**DESCRIPTION OF THE TASK**
Return all lines from the listing below in which the string "vida" occurs.

**EXERCISE INPUTS**
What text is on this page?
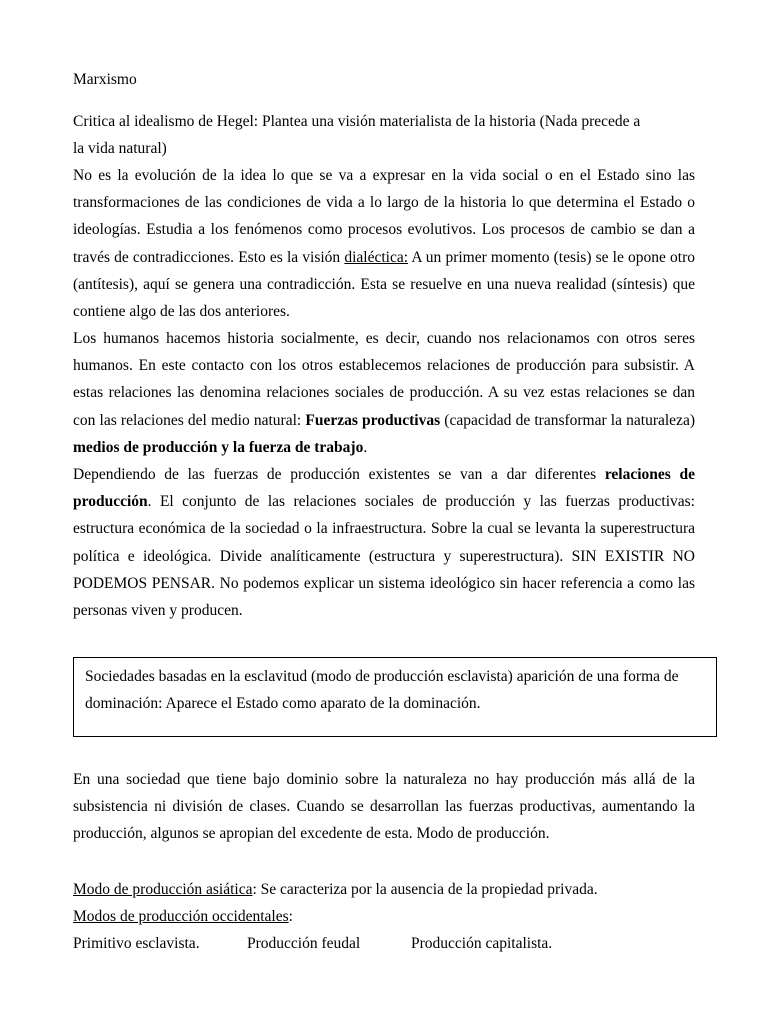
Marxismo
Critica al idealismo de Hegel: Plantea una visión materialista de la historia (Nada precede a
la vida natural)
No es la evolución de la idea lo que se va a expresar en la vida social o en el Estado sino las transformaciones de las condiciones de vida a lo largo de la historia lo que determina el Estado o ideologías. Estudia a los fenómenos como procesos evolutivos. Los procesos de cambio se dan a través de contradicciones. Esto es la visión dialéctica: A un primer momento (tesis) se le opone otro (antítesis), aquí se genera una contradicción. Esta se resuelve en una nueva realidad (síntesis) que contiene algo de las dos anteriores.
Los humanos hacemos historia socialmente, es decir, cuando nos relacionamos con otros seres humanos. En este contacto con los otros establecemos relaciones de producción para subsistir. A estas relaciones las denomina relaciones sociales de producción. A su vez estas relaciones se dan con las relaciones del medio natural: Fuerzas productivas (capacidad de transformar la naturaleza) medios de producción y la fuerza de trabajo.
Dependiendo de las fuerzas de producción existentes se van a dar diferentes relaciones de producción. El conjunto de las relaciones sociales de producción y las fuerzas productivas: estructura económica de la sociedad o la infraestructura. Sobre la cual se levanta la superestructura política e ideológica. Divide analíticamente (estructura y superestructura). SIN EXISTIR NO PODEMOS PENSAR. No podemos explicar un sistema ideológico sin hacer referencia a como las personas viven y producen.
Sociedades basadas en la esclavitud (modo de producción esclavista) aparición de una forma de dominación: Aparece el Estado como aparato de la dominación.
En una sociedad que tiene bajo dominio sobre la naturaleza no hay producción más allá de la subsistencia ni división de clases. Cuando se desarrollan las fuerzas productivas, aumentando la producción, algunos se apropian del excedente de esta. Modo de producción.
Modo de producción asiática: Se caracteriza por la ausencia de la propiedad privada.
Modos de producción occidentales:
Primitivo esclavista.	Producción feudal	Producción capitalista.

**EXPECTED OUTPUT**
la vida natural)
No es la evolución de la idea lo que se va a expresar en la vida social o en el Estado sino las transformaciones de las condiciones de vida a lo largo de la historia lo que determina el Estado o ideologías. Estudia a los fenómenos como procesos evolutivos. Los procesos de cambio se dan a través de contradicciones. Esto es la visión dialéctica: A un primer momento (tesis) se le opone otro (antítesis), aquí se genera una contradicción. Esta se resuelve en una nueva realidad (síntesis) que contiene algo de las dos anteriores.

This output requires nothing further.